All lines in the data bearing the string "разработке" should be identified and copied.

##############################

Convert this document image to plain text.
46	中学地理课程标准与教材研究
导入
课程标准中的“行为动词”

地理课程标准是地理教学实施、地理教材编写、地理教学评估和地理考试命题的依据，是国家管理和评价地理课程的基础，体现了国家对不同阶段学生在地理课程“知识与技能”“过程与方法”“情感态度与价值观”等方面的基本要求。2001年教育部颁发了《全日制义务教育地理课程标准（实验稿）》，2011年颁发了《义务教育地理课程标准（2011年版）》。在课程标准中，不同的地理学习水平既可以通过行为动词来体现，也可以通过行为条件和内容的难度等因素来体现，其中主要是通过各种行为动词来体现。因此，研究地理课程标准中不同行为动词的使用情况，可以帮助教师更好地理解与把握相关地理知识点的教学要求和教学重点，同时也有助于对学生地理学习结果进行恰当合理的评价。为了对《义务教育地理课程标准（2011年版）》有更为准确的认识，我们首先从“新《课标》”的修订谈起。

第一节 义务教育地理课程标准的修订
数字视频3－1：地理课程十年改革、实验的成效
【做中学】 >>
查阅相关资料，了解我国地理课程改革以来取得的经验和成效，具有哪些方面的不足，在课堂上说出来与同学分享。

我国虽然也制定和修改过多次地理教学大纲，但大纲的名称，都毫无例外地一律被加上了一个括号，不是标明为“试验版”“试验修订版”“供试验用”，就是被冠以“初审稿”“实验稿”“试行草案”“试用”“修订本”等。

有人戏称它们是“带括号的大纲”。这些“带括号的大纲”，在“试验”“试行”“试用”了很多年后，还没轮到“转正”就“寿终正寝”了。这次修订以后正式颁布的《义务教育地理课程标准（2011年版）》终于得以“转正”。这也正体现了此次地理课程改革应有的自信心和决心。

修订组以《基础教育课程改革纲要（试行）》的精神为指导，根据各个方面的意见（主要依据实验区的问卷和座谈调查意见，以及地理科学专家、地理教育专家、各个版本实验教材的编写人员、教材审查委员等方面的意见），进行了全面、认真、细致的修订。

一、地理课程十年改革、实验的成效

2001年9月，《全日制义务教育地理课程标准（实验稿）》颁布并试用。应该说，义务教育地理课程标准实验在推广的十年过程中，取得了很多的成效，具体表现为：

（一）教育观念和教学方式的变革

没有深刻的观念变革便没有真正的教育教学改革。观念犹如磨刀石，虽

##############################

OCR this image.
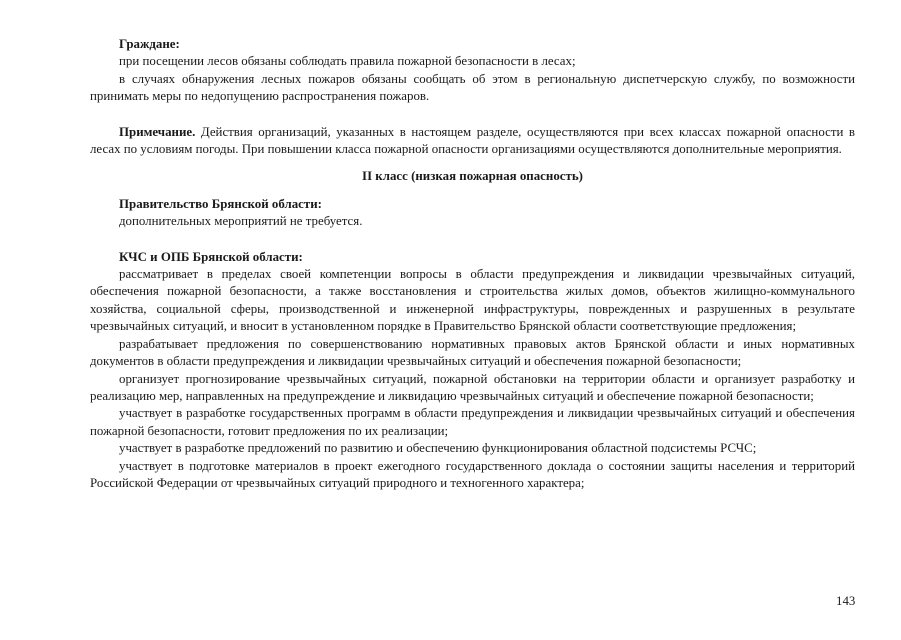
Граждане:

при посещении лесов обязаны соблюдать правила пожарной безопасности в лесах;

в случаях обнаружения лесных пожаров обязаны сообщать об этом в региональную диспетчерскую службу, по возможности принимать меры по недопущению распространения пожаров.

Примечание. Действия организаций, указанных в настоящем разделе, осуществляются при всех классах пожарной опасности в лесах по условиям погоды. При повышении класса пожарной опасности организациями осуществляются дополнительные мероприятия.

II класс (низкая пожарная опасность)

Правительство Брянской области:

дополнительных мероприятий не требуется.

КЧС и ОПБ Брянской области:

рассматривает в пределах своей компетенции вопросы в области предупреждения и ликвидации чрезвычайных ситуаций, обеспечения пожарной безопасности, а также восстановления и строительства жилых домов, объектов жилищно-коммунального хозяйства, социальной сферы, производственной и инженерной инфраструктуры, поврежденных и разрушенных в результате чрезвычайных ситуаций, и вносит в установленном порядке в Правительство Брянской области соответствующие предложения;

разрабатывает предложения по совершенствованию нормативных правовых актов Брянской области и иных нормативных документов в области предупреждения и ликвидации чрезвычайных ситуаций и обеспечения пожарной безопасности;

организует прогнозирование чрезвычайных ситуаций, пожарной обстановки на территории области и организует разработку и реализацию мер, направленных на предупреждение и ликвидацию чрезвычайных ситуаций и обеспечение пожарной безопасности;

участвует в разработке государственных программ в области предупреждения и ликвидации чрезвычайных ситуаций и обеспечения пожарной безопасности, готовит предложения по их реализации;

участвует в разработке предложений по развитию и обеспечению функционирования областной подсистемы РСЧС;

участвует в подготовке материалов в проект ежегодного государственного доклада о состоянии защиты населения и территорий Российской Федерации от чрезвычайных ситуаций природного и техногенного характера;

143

##############################

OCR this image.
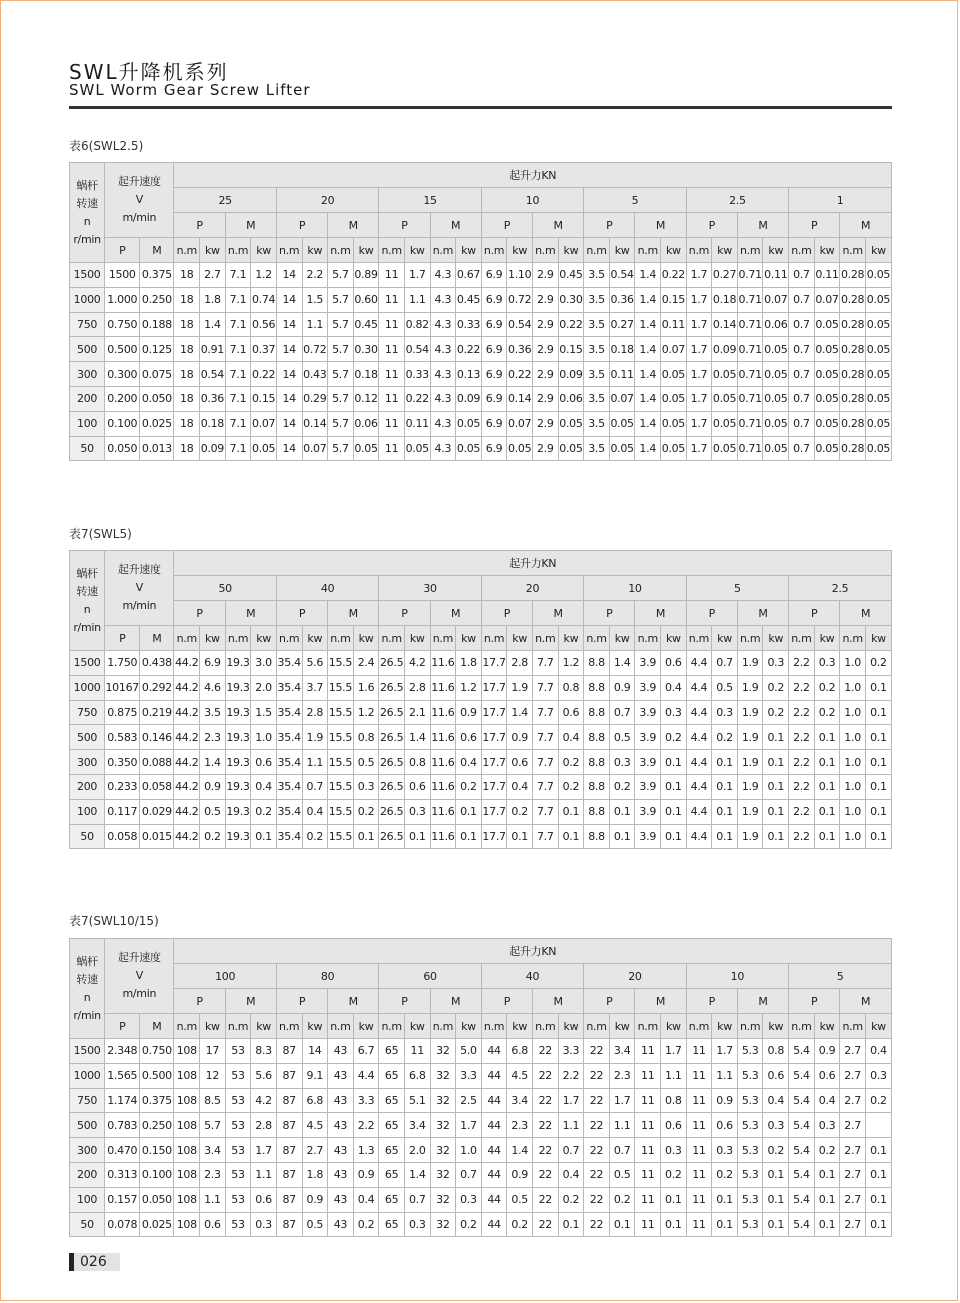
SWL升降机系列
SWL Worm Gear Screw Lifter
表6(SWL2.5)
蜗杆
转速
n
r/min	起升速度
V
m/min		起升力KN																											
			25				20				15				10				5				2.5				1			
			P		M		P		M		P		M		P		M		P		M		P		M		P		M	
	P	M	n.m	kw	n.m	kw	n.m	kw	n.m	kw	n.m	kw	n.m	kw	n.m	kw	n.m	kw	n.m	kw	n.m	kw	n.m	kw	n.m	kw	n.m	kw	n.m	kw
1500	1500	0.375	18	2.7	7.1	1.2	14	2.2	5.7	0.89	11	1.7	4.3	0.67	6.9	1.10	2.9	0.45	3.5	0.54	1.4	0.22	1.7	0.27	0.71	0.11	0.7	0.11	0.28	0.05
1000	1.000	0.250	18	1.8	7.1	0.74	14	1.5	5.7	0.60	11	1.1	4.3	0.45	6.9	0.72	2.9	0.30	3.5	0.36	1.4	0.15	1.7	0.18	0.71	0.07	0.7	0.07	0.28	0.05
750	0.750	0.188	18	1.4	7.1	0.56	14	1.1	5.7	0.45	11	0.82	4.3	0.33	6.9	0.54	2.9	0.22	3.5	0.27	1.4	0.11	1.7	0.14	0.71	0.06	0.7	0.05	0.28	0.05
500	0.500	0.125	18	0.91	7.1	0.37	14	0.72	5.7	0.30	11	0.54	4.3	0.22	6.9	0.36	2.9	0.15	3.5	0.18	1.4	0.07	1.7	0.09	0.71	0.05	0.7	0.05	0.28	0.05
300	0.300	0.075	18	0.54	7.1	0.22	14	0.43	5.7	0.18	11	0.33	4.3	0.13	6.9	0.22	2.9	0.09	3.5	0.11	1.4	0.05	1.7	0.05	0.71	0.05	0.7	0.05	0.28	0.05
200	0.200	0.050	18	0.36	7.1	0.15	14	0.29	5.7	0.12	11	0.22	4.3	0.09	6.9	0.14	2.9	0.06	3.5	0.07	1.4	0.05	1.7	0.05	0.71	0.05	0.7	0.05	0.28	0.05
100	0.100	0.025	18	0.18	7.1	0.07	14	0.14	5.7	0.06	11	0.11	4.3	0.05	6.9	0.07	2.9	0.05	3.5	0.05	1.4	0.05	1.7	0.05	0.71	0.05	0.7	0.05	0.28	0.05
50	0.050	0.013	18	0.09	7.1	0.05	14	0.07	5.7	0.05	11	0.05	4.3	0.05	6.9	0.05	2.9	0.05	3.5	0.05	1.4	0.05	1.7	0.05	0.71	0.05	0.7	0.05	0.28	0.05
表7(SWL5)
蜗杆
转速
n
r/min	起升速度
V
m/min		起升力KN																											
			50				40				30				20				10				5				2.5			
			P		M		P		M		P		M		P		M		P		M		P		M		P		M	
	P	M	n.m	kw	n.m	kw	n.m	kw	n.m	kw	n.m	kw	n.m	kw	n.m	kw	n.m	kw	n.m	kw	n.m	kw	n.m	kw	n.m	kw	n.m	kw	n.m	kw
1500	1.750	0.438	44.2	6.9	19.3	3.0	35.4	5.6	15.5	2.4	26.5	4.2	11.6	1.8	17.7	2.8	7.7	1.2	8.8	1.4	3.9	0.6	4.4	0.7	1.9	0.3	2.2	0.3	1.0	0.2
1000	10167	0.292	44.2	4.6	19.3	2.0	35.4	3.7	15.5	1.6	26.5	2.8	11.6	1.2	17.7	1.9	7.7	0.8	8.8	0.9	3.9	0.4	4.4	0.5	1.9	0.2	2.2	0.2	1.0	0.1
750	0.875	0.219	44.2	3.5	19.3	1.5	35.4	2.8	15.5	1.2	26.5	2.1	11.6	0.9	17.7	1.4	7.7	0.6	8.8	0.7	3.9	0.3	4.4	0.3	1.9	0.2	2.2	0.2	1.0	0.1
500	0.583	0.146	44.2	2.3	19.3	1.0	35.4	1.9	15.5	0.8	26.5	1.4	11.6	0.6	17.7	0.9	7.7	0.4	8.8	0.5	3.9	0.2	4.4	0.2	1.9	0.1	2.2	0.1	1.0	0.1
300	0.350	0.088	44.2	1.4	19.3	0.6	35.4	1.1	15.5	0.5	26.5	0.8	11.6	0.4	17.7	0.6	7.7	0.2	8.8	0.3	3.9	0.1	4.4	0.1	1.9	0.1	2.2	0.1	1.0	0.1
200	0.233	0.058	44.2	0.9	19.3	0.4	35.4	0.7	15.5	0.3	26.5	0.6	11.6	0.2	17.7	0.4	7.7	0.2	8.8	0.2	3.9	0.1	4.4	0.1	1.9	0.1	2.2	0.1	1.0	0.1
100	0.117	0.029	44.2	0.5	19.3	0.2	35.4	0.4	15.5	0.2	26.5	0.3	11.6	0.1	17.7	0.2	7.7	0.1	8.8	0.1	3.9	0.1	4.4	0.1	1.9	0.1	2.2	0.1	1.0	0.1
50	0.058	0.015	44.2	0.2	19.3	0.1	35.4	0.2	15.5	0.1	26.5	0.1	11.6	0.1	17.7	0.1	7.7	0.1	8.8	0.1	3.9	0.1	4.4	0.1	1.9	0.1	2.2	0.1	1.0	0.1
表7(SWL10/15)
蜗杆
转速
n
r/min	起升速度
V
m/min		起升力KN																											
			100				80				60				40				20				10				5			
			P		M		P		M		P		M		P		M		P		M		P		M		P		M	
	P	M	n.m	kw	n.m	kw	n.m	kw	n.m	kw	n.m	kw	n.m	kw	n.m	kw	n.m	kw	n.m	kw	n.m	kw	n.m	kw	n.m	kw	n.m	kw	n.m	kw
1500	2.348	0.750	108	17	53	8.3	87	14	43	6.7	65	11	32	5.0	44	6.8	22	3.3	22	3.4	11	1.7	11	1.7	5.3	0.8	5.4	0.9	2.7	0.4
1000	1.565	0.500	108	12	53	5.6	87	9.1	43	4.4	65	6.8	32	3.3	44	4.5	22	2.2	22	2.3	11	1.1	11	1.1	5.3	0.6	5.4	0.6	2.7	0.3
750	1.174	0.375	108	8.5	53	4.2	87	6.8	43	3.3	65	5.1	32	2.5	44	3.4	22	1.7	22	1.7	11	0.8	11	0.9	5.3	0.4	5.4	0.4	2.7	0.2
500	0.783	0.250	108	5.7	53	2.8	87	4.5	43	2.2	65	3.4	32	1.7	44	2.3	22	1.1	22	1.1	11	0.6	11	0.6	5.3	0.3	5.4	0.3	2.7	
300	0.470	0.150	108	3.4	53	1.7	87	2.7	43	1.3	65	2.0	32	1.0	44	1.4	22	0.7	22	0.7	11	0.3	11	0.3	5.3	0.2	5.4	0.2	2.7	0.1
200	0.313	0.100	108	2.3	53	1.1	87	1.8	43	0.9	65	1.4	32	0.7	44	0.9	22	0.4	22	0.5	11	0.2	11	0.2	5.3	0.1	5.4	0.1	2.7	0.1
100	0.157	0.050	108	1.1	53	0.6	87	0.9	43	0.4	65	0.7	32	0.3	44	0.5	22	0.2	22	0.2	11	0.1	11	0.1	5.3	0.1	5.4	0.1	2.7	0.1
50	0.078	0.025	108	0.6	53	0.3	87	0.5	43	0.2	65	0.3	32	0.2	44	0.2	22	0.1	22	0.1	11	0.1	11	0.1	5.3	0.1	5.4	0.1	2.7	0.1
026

##############################

→ Written solution
участвует в разработке государственных программ в области предупреждения и ликвидации чрезвычайных ситуаций и обеспечения пожарной безопасности, готовит предложения по их реализации;
участвует в разработке предложений по развитию и обеспечению функционирования областной подсистемы РСЧС;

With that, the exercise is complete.